───── Available data

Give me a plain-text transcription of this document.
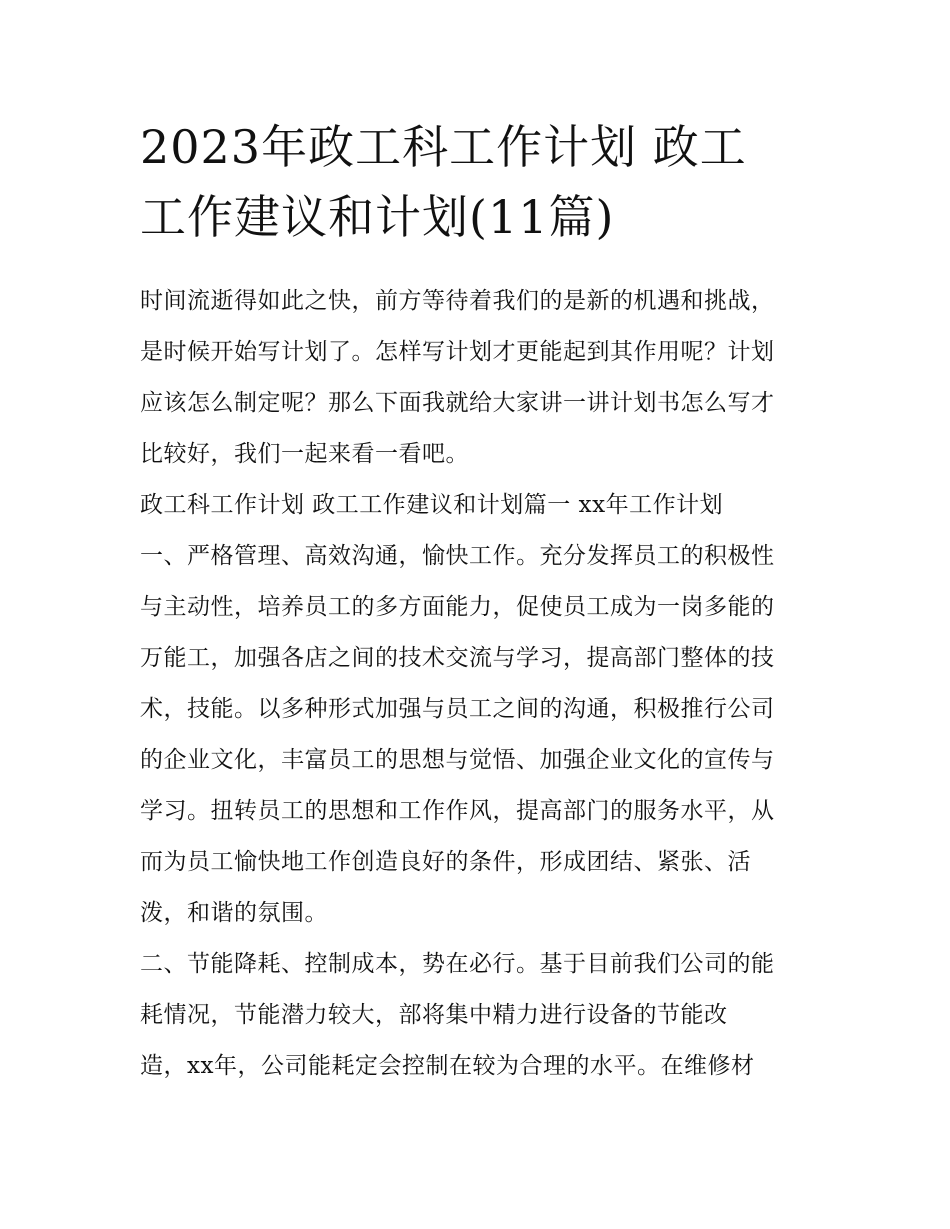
2023年政工科工作计划 政工
工作建议和计划(11篇)
时间流逝得如此之快，前方等待着我们的是新的机遇和挑战，
是时候开始写计划了。怎样写计划才更能起到其作用呢？计划
应该怎么制定呢？那么下面我就给大家讲一讲计划书怎么写才
比较好，我们一起来看一看吧。
政工科工作计划 政工工作建议和计划篇一 xx年工作计划
一、严格管理、高效沟通，愉快工作。充分发挥员工的积极性
与主动性，培养员工的多方面能力，促使员工成为一岗多能的
万能工，加强各店之间的技术交流与学习，提高部门整体的技
术，技能。以多种形式加强与员工之间的沟通，积极推行公司
的企业文化，丰富员工的思想与觉悟、加强企业文化的宣传与
学习。扭转员工的思想和工作作风，提高部门的服务水平，从
而为员工愉快地工作创造良好的条件，形成团结、紧张、活
泼，和谐的氛围。
二、节能降耗、控制成本，势在必行。基于目前我们公司的能
耗情况，节能潜力较大，部将集中精力进行设备的节能改
造，xx年，公司能耗定会控制在较为合理的水平。在维修材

──────────

Your copy should match the records word for word, with the pictures removed.

:: The reply ::
Give me a plain-text transcription of this document.
2023年政工科工作计划 政工
工作建议和计划(11篇)
时间流逝得如此之快，前方等待着我们的是新的机遇和挑战，
是时候开始写计划了。怎样写计划才更能起到其作用呢？计划
应该怎么制定呢？那么下面我就给大家讲一讲计划书怎么写才
比较好，我们一起来看一看吧。
政工科工作计划 政工工作建议和计划篇一 xx年工作计划
一、严格管理、高效沟通，愉快工作。充分发挥员工的积极性
与主动性，培养员工的多方面能力，促使员工成为一岗多能的
万能工，加强各店之间的技术交流与学习，提高部门整体的技
术，技能。以多种形式加强与员工之间的沟通，积极推行公司
的企业文化，丰富员工的思想与觉悟、加强企业文化的宣传与
学习。扭转员工的思想和工作作风，提高部门的服务水平，从
而为员工愉快地工作创造良好的条件，形成团结、紧张、活
泼，和谐的氛围。
二、节能降耗、控制成本，势在必行。基于目前我们公司的能
耗情况，节能潜力较大，部将集中精力进行设备的节能改
造，xx年，公司能耗定会控制在较为合理的水平。在维修材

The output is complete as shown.